Filter the records for lines holding the string "page".

Stored entries
____

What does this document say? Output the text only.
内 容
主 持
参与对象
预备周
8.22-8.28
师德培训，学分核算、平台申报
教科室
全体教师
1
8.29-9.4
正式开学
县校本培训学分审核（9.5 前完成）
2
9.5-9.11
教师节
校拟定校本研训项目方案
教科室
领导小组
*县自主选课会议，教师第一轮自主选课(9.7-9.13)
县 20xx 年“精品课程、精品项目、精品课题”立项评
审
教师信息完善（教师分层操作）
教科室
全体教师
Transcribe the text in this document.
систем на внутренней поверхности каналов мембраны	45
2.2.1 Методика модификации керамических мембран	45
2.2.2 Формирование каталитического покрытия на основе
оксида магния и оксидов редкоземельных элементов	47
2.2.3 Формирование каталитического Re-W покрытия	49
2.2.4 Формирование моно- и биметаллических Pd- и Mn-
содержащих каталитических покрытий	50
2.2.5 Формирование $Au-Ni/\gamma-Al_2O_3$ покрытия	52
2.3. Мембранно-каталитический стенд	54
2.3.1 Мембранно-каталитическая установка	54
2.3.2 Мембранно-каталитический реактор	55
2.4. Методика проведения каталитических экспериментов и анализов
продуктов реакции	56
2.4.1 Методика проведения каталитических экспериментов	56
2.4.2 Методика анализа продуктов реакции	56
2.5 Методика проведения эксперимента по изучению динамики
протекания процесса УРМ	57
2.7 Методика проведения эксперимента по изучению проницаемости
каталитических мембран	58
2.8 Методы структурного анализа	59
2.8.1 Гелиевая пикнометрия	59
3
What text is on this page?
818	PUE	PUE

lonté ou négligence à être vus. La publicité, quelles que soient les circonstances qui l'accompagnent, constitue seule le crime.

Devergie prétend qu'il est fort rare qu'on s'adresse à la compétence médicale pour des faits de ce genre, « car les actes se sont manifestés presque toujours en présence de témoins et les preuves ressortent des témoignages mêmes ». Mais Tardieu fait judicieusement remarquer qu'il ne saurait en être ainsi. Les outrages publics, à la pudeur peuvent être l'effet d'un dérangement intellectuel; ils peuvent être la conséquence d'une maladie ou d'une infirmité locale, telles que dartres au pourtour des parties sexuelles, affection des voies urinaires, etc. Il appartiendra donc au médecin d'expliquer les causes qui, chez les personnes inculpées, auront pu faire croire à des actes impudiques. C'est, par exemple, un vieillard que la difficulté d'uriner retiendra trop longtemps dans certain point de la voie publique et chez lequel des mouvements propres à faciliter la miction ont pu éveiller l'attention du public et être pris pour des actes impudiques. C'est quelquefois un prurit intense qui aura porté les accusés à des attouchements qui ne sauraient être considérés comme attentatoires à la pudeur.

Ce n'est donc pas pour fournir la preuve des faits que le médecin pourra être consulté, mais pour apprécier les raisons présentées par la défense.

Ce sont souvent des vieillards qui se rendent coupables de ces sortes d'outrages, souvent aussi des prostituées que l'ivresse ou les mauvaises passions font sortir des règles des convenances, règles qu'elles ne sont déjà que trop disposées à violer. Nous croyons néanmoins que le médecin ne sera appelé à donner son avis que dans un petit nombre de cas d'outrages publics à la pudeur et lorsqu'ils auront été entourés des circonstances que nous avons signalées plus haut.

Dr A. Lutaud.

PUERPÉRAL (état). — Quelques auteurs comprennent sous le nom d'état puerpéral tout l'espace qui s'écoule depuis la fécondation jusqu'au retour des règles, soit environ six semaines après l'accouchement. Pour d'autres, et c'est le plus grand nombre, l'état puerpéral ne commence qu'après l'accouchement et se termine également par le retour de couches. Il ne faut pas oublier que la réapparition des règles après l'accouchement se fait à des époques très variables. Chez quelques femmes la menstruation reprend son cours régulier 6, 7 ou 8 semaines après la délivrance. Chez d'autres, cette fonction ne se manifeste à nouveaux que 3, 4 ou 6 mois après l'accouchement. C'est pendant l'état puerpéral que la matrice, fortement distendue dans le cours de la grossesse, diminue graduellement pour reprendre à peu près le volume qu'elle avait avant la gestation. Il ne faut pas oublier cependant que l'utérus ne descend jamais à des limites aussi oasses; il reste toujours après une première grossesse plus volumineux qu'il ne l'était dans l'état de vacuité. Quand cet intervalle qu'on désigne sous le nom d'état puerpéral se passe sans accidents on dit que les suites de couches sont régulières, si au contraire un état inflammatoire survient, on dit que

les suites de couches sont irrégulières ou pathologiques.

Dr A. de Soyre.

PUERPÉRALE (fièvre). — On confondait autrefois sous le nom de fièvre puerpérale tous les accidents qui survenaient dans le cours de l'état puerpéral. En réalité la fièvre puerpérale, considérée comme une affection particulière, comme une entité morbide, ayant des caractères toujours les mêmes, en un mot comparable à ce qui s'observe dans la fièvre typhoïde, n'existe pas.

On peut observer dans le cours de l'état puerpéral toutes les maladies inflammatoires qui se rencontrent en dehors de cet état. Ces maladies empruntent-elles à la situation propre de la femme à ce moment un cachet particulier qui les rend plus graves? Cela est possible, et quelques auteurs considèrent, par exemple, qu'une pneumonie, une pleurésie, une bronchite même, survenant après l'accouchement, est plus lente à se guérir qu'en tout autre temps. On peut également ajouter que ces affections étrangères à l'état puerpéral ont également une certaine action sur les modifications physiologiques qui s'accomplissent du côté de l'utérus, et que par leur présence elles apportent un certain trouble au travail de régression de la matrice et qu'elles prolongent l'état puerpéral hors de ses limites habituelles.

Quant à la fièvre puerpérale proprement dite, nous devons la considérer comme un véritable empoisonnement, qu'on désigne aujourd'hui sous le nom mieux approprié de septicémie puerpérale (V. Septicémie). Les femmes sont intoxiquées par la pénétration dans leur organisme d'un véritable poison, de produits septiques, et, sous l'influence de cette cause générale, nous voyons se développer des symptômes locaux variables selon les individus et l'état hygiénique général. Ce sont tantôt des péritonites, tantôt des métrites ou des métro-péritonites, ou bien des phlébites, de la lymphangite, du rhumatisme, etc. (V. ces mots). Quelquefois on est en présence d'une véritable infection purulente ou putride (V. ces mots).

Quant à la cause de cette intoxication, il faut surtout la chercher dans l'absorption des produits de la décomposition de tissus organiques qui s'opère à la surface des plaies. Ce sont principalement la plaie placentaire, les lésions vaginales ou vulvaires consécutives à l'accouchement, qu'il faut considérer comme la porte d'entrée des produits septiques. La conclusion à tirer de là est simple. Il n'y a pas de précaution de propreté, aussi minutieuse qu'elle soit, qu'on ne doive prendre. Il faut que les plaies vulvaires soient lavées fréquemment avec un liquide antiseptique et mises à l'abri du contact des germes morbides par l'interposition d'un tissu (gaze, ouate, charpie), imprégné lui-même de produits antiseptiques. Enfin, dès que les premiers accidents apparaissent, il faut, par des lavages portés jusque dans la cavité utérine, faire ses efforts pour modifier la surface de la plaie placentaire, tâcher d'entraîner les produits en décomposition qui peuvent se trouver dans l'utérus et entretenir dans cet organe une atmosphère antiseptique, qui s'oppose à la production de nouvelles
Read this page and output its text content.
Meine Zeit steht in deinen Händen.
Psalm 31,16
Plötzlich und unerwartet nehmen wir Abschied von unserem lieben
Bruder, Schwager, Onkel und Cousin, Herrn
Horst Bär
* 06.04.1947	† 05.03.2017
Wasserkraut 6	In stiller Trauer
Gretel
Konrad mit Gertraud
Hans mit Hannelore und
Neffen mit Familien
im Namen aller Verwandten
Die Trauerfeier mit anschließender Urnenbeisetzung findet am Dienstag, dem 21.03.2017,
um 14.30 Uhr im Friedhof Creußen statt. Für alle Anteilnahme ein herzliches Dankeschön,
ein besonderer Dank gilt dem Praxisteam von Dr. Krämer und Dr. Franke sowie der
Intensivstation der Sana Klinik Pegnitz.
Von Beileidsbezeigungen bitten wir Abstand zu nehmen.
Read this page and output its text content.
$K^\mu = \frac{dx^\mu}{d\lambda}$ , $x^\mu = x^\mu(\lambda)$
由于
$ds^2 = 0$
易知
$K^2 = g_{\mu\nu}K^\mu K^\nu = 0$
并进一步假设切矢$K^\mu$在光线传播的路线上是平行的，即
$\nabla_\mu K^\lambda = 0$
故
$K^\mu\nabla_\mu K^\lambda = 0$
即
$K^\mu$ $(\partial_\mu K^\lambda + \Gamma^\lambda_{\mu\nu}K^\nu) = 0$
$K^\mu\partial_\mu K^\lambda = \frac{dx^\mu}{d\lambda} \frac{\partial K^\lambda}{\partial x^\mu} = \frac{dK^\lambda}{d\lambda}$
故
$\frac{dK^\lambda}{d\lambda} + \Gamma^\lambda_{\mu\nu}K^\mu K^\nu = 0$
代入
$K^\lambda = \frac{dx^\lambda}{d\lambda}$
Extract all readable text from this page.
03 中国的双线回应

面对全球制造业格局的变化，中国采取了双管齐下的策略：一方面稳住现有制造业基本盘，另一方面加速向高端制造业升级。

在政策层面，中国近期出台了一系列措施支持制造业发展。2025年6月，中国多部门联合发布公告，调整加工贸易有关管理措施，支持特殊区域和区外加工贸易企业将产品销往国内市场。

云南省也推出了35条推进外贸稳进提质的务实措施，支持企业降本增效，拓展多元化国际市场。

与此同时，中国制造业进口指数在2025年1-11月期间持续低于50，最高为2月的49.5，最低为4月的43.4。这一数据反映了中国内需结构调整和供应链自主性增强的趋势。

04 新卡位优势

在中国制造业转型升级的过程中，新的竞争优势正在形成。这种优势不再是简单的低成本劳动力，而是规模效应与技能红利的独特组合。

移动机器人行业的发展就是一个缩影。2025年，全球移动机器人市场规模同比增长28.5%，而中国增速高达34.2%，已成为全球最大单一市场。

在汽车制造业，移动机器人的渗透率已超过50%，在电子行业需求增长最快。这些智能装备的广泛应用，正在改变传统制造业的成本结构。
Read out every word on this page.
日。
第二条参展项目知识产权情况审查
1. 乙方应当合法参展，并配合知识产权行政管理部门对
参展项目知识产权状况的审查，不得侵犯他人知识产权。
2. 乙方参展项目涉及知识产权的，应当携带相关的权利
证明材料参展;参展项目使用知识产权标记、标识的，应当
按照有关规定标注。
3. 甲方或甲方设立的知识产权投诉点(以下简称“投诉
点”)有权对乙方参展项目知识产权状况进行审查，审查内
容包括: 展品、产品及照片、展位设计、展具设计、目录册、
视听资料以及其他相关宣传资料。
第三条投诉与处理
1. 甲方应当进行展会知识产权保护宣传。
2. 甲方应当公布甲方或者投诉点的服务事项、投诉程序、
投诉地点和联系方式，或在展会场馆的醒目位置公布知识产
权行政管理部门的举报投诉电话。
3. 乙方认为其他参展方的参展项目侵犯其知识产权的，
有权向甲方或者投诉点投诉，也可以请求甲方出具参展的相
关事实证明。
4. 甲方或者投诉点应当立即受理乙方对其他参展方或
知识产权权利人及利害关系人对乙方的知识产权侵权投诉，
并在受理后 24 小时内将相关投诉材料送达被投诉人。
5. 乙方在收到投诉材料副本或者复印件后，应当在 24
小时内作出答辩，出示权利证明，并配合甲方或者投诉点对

____

## Written response
What text is on this page?
Read this page and output its text content.
Read this page and output its text content.
Extract all readable text from this page.
Read out every word on this page.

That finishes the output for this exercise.